(Work task A) Sum up the Sunday sampler post about North Carolina news in two sentences.
(Work task B)
Answer these questions using the Sunday sampler post about North Carolina news.
(i) How many people went to the racetrack in Greensboro?
(ii) With roughly what share of the learning gains of a typical school year were students estimated to return in the fall of 2020?
(iii) By what vote did the STOCK Act pass the Senate?

(Text passage)
* * * * * * *

Sunday sampler

Many North Carolina newspapers feature stories about churches opening for parishioners. All fine. And then there’s this:

Greensboro: 4,000 people go to the racetrack – one in 10 wearing masks — with social distancing non-existent. It’s as if people have decided that being tired of the virus is enough to defeat it. “I’ve done the recommendations for the last two months or so, and this is the first time I’ve kind of been out amongst folks. … I don’t know if this is the smartest thing. I don’t. But it’s outdoors, and I’m just not keen on closed-in spaces right now.” The Winston-Salem Journal has a dozen photos that will really depress the people who believe that the virus exists.

Winston-Salem: Do students forget stuff they learned over the summer? You bet. So what if they haven’t been in school since March? The Journal look at how Forsyth schools are preparing to catch them up before school starts again — if it ever does. “It estimated that students will return in the fall of 2020 with roughly 70% of the learning gains relative to a typical school year, and 50% of the learning gains in some grades in math. In some cases, students may fall behind a full year in math.”

Charlotte: My bet is that most North Carolinian’s suspect that Sen. Richard Burr did use his inside information to enrich himself, but the Observer examines whether he will be held accountable. It’s not clear. “Lawmakers are barred by the 2012 STOCK Act from insider trading, or using “material, nonpublic information to purchase or sell a security, including using confidential information gained because of one’s Senate position to make a profit or avoid a loss.” The bill passed the Senate 96-3. Burr voted “no.” He would be the first lawmaker charged under the act if he’s charged.”

* * * * * * *

(Data to examine)
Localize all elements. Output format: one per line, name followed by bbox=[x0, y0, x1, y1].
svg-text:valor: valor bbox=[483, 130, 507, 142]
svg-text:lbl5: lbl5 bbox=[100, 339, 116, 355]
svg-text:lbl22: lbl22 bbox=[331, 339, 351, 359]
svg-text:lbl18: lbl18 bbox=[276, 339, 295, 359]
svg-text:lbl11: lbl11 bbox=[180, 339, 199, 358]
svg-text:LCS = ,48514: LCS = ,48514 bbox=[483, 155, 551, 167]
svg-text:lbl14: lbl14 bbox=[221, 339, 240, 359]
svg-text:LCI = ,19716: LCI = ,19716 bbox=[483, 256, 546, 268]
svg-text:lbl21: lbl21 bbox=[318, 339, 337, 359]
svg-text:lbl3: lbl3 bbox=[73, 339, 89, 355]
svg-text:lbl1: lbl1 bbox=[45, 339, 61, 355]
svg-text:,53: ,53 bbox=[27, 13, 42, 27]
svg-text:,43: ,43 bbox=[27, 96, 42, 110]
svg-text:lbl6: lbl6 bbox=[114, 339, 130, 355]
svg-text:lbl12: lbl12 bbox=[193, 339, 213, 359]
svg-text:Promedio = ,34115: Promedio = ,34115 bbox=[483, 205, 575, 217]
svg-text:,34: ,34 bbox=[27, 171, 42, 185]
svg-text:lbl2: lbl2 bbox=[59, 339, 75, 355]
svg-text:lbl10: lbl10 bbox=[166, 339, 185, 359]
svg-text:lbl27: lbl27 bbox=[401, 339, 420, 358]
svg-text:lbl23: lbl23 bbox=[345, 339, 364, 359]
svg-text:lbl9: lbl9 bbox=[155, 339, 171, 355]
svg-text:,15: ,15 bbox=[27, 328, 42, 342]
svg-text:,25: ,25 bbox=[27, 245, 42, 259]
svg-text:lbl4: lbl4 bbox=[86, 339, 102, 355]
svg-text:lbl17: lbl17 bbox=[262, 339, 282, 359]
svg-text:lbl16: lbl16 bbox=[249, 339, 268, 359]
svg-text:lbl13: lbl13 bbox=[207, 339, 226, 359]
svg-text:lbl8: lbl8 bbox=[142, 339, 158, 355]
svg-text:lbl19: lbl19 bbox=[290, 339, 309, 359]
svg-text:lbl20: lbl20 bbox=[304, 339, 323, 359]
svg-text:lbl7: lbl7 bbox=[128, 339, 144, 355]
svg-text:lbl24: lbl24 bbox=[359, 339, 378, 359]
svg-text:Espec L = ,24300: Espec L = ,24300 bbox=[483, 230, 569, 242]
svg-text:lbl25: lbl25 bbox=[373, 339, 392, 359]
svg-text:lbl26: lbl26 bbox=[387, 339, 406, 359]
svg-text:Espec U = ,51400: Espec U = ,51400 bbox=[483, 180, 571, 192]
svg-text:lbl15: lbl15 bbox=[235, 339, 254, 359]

* * * * * * *

(Answer area A) In Greensboro, 4,000 people went to a racetrack where about one in 10 wore masks and social distancing was non-existent, and in Winston-Salem, Forsyth schools are preparing to catch up students who have not been in school since March. In Charlotte, the Observer examines whether Sen. Richard Burr will be held accountable under the 2012 STOCK Act, which the post says is not clear.

(Answer area B)
(i) 4,000 people
(ii) Roughly 70%
(iii) 96-3